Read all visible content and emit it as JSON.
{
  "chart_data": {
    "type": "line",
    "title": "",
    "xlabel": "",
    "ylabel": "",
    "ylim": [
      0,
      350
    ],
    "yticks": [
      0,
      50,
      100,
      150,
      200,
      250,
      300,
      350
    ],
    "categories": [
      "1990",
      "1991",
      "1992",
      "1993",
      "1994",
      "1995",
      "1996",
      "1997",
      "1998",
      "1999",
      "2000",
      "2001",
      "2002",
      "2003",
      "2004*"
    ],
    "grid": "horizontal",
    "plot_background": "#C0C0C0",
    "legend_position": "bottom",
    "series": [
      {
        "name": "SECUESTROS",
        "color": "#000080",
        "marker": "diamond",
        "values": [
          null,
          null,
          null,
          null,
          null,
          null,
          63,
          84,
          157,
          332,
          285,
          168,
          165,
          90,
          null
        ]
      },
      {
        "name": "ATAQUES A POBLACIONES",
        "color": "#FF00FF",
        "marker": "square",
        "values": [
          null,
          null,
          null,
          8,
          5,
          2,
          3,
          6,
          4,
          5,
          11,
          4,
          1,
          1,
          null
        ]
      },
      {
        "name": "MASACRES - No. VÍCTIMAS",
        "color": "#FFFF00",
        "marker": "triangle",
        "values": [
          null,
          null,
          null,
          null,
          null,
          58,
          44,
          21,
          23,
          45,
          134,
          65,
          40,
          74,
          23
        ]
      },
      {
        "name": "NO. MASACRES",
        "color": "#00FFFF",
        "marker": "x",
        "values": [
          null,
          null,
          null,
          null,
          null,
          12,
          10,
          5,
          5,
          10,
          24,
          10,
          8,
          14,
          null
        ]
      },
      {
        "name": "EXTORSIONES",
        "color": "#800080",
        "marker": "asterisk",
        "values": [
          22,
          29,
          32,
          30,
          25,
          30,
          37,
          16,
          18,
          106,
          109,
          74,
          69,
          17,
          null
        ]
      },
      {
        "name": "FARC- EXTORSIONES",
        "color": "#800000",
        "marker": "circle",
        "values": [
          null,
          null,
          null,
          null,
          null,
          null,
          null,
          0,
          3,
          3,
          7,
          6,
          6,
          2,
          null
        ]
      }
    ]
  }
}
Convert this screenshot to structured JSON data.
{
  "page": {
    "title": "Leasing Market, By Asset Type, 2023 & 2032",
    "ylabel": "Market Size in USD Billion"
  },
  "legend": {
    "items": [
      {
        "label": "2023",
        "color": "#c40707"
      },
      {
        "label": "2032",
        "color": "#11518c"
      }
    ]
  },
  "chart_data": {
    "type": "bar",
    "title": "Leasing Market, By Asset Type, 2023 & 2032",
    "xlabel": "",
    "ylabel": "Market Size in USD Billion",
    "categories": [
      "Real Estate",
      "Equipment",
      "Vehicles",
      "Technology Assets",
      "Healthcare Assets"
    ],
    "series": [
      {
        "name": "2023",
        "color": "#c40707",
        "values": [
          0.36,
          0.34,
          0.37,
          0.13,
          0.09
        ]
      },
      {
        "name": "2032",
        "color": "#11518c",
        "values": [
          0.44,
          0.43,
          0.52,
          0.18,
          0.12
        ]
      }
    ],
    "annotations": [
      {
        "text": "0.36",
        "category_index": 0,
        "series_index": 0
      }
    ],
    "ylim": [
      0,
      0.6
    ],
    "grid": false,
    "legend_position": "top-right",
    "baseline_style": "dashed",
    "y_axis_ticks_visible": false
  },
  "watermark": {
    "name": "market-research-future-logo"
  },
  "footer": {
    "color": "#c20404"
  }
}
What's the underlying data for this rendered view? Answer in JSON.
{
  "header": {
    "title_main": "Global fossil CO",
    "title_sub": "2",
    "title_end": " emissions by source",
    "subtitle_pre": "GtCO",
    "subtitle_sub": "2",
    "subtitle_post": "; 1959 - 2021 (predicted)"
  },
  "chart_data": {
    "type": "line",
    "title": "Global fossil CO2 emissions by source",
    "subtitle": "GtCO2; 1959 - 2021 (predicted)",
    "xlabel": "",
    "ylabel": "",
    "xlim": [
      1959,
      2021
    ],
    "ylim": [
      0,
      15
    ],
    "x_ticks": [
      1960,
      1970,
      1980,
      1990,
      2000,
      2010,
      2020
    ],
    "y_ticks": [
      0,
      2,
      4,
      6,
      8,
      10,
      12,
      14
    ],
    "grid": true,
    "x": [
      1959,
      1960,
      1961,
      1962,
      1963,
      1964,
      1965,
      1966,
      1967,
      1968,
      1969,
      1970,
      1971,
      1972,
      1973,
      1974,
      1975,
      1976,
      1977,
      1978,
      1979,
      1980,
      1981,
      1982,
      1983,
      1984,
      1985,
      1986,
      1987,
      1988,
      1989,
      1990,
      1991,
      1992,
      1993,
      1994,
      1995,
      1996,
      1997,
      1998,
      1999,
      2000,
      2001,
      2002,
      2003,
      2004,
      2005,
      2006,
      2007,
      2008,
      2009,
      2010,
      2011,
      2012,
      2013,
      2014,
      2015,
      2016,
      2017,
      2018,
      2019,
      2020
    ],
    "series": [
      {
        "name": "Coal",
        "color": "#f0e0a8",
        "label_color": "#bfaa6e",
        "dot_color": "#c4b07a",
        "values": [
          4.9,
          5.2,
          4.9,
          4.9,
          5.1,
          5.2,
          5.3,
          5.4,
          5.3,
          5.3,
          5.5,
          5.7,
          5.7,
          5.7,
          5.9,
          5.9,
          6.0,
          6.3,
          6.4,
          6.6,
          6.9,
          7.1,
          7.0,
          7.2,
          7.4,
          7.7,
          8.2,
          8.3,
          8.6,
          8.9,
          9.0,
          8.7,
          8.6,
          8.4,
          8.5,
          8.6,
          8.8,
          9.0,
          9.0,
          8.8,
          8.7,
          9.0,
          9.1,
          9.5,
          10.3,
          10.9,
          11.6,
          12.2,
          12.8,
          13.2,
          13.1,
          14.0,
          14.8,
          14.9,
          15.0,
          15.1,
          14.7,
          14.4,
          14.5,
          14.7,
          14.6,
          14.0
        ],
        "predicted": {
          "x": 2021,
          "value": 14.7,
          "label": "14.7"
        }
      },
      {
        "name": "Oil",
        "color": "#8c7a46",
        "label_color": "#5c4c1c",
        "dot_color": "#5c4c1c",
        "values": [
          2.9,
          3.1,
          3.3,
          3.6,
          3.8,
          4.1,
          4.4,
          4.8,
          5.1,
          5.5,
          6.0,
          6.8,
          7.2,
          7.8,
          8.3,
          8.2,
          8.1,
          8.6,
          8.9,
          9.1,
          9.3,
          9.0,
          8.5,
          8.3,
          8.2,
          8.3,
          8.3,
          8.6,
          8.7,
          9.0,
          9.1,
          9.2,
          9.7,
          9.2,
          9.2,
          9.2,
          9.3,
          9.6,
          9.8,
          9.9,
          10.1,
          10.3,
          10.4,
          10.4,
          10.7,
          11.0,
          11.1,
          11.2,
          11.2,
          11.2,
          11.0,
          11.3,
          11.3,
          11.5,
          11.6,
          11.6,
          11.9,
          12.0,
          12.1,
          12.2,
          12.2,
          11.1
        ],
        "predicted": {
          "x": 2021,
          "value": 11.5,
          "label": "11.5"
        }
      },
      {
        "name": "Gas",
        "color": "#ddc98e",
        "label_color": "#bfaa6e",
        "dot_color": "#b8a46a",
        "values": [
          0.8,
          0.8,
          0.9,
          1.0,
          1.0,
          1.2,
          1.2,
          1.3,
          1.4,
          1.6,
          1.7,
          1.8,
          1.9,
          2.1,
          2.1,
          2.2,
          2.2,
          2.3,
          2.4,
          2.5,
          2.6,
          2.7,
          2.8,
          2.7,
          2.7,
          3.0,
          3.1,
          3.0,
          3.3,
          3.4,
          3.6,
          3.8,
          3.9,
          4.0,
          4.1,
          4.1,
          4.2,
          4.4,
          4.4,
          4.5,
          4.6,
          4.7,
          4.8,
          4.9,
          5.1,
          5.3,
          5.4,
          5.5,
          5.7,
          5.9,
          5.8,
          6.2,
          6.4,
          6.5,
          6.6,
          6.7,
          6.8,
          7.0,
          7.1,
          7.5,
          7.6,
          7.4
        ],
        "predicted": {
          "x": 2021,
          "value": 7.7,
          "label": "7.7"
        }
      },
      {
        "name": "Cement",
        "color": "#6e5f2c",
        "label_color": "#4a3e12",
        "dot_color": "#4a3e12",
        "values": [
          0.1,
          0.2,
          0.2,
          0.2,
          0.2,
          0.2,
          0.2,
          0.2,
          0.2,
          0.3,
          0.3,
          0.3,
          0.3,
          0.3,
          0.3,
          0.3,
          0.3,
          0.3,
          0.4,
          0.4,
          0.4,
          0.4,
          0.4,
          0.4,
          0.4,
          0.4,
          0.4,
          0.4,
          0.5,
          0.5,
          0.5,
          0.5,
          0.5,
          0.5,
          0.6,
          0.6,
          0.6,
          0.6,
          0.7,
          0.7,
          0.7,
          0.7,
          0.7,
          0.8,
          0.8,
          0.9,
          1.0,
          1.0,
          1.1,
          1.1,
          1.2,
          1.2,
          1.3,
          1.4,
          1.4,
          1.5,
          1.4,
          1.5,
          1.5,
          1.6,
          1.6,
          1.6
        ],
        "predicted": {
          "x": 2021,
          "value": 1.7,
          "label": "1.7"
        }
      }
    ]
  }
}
-------------------------
→ WRITTEN INSTRUCTION: Count up every line above that has the word "Billion" in it; answer with the number alone.

→ EXERCISE RESPONSE: 2